- The request:
How many lines in the listing below include the word "JSON"? Reply with the count alone.

======== Data to use

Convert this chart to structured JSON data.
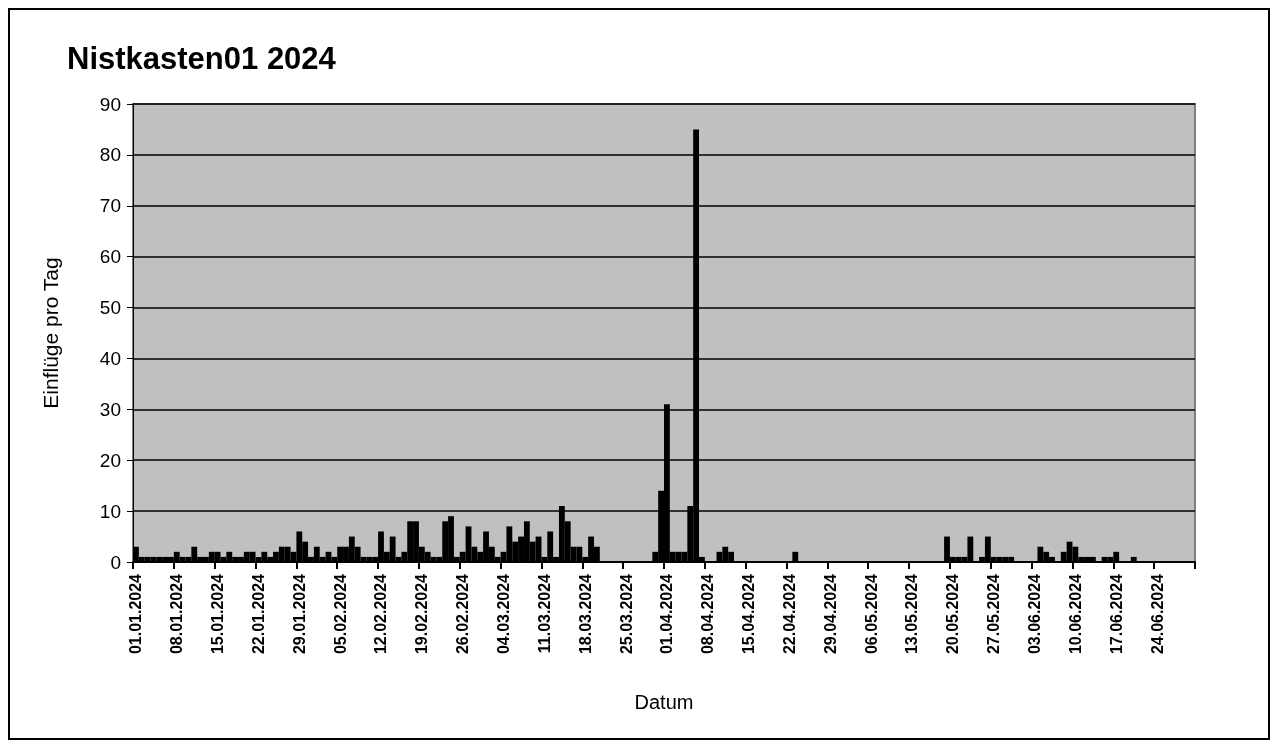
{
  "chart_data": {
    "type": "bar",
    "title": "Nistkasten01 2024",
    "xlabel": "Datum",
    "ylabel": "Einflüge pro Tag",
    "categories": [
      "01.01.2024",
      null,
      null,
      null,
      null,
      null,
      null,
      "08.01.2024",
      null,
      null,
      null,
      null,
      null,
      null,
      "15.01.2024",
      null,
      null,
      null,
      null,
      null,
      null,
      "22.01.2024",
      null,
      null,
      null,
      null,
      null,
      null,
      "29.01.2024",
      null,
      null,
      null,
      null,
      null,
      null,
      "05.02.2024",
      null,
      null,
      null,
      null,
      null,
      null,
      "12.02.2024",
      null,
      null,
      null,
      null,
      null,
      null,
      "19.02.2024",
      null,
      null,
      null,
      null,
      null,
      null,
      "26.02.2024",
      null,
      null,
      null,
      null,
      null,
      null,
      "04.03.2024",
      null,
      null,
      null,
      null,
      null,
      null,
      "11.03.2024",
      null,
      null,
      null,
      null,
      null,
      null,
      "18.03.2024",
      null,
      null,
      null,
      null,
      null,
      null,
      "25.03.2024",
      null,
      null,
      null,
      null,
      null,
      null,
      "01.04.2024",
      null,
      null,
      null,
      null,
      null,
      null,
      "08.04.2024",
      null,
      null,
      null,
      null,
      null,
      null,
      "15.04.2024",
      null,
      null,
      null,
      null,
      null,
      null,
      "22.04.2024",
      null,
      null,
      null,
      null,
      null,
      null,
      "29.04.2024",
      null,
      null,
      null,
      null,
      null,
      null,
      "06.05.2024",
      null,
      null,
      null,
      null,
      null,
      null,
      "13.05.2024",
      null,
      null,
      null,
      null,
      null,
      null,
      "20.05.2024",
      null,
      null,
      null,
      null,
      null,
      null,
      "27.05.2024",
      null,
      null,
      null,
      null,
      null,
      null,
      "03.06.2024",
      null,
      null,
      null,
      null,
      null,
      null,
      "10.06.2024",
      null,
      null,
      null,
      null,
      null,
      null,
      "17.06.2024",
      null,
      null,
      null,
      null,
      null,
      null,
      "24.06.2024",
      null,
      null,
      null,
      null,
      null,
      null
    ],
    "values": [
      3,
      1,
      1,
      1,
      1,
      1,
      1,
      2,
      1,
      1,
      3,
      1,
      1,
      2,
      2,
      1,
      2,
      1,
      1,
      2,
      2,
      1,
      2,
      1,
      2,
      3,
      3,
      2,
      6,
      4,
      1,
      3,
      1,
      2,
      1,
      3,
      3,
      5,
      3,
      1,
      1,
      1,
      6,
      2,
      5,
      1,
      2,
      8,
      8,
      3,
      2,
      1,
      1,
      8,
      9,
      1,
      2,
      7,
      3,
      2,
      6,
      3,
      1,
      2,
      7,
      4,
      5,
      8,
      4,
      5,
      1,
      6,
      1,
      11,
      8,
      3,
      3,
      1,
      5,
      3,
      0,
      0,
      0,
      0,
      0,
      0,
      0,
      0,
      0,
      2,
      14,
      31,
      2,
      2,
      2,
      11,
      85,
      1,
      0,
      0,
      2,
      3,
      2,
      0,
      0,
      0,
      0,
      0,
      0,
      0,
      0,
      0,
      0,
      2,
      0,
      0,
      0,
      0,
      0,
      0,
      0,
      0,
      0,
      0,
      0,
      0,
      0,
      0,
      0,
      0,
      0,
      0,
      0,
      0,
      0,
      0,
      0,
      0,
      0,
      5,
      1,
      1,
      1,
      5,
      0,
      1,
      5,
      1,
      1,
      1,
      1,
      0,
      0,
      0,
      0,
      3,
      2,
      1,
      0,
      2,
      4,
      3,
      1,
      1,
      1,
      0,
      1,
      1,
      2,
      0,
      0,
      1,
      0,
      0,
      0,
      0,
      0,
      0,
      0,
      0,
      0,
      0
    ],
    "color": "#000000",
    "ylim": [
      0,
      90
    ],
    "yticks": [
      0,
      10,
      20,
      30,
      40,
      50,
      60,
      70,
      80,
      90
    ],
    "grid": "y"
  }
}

================
======== Data to use

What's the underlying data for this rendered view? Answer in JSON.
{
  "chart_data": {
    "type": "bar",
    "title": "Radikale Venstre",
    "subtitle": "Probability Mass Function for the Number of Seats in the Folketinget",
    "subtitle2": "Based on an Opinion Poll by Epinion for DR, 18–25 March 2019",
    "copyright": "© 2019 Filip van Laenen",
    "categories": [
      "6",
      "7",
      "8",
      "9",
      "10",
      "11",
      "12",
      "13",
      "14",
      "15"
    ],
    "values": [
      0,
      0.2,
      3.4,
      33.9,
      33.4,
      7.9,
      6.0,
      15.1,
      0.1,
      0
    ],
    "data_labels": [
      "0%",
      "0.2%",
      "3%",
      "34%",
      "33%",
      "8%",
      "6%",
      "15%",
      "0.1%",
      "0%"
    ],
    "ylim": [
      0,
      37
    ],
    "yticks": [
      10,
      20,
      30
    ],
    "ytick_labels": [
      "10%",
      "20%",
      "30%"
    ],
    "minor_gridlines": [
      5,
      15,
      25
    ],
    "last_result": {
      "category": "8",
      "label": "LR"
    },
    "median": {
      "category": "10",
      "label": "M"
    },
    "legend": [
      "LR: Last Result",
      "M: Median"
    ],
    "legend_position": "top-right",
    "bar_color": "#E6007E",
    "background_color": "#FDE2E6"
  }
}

================

- Expected output:
2